Problem description: Go through the data below and copy each line that includes "Centre".

Available data Block Start

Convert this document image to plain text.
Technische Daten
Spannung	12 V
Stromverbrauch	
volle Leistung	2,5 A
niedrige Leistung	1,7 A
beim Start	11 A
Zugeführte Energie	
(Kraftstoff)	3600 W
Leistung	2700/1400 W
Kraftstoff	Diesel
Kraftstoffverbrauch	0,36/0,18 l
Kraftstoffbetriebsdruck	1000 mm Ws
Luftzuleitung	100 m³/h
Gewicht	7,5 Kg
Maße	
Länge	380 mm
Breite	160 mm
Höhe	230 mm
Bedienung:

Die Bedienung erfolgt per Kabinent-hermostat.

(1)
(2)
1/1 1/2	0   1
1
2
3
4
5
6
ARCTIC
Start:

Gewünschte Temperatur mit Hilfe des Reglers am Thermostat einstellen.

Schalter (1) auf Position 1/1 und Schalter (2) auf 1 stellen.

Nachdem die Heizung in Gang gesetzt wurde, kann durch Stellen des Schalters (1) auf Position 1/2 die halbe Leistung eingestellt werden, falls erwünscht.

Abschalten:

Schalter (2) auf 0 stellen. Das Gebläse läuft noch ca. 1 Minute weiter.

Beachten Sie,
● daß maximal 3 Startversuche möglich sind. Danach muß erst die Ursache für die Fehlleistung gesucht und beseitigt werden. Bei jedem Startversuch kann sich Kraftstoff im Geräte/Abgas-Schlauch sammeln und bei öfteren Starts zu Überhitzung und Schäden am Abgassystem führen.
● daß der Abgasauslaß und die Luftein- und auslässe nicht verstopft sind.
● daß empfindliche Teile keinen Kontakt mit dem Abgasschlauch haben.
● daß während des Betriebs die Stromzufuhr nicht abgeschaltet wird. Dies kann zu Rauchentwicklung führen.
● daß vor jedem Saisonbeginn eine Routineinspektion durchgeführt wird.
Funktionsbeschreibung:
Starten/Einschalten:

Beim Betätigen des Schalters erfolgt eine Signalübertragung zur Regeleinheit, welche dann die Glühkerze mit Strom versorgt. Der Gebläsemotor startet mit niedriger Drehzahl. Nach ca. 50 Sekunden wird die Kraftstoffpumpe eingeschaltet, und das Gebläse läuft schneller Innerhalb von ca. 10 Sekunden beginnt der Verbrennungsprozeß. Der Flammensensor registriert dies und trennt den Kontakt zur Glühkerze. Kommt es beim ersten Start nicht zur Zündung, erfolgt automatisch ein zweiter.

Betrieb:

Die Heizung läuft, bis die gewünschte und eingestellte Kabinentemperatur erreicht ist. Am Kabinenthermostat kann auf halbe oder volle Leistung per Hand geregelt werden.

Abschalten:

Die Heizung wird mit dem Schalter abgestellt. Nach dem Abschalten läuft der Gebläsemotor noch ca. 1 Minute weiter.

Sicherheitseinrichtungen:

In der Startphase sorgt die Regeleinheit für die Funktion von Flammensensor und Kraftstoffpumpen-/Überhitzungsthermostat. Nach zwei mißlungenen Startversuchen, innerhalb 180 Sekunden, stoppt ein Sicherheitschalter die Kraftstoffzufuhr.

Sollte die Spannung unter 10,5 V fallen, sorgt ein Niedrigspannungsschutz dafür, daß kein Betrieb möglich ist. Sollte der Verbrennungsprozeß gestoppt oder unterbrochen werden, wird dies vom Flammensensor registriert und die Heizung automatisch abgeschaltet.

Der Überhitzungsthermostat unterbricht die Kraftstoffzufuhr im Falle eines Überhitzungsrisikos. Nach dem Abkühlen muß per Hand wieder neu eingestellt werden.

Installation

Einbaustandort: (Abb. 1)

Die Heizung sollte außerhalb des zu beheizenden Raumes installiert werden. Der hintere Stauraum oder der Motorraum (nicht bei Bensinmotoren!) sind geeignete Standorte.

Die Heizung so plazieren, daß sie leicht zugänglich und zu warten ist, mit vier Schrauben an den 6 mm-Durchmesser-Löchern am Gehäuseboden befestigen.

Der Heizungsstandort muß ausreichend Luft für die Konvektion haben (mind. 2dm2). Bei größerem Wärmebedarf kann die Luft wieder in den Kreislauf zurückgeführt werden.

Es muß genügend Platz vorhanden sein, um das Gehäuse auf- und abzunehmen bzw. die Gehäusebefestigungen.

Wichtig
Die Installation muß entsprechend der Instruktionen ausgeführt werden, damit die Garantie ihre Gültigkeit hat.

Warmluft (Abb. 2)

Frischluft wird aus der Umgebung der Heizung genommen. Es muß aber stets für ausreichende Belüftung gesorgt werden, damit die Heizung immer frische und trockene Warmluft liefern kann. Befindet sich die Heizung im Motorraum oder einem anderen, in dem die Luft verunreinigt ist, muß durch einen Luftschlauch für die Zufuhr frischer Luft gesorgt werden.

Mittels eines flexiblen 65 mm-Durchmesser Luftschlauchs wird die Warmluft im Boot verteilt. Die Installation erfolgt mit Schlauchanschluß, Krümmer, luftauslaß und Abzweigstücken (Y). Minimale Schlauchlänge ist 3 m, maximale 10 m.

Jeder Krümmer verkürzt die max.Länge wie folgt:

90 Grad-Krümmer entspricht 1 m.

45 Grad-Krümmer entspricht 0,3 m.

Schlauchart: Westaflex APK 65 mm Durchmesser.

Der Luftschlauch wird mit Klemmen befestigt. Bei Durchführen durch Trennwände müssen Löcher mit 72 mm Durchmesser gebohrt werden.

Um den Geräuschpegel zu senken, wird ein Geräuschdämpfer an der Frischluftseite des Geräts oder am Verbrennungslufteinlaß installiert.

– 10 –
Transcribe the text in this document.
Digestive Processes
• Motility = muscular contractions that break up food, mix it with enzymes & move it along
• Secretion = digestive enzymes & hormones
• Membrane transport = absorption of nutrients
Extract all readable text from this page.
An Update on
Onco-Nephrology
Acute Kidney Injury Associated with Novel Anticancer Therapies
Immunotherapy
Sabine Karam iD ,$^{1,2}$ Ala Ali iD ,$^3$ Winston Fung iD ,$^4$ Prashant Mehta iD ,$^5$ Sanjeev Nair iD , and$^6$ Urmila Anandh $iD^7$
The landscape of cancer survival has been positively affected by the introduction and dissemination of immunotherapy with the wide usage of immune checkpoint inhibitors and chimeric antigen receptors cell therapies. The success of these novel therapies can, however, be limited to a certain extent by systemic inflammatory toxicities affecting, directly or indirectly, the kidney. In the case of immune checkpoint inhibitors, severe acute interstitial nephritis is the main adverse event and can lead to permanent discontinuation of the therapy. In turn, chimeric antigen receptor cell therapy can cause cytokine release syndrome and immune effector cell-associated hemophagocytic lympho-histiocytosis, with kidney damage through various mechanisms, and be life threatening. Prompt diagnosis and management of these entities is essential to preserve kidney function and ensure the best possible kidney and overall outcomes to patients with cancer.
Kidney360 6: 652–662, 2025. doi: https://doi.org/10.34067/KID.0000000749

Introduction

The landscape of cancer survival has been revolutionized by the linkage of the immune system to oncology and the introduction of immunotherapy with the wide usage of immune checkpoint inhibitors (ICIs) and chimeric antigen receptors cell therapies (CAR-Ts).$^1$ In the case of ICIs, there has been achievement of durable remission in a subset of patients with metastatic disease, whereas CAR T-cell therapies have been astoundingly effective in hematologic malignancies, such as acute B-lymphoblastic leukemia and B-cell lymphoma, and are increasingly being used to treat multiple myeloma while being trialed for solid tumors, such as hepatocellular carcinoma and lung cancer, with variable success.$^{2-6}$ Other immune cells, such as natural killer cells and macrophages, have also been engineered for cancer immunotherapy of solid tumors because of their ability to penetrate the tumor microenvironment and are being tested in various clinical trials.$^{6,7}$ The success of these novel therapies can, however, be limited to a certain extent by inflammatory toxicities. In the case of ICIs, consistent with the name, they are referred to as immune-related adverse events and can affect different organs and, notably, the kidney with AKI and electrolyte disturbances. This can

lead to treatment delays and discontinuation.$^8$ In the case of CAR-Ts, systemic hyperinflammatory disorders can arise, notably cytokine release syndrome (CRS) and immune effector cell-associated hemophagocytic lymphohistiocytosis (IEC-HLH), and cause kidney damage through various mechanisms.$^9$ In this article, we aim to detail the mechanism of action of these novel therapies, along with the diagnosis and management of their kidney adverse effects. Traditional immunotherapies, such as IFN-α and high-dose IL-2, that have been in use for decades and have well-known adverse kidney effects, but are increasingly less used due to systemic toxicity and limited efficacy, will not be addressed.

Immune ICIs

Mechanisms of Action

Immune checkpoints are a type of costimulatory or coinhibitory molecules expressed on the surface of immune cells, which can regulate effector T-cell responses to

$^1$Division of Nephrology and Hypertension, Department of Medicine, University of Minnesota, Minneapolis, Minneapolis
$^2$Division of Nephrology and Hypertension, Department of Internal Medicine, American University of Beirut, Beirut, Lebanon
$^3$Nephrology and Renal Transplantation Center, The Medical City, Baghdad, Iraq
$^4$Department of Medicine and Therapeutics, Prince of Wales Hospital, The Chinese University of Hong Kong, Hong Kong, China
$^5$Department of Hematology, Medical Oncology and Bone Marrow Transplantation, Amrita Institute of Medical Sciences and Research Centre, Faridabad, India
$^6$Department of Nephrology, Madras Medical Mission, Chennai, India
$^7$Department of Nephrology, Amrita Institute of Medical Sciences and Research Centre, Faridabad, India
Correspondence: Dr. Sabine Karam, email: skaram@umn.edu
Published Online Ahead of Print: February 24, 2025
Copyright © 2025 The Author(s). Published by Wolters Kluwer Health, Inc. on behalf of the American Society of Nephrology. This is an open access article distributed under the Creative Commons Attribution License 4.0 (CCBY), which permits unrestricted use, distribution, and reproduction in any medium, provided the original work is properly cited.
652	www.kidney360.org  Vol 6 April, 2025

Available data Block End

Exercise response:
$^5$Department of Hematology, Medical Oncology and Bone Marrow Transplantation, Amrita Institute of Medical Sciences and Research Centre, Faridabad, India
$^7$Department of Nephrology, Amrita Institute of Medical Sciences and Research Centre, Faridabad, India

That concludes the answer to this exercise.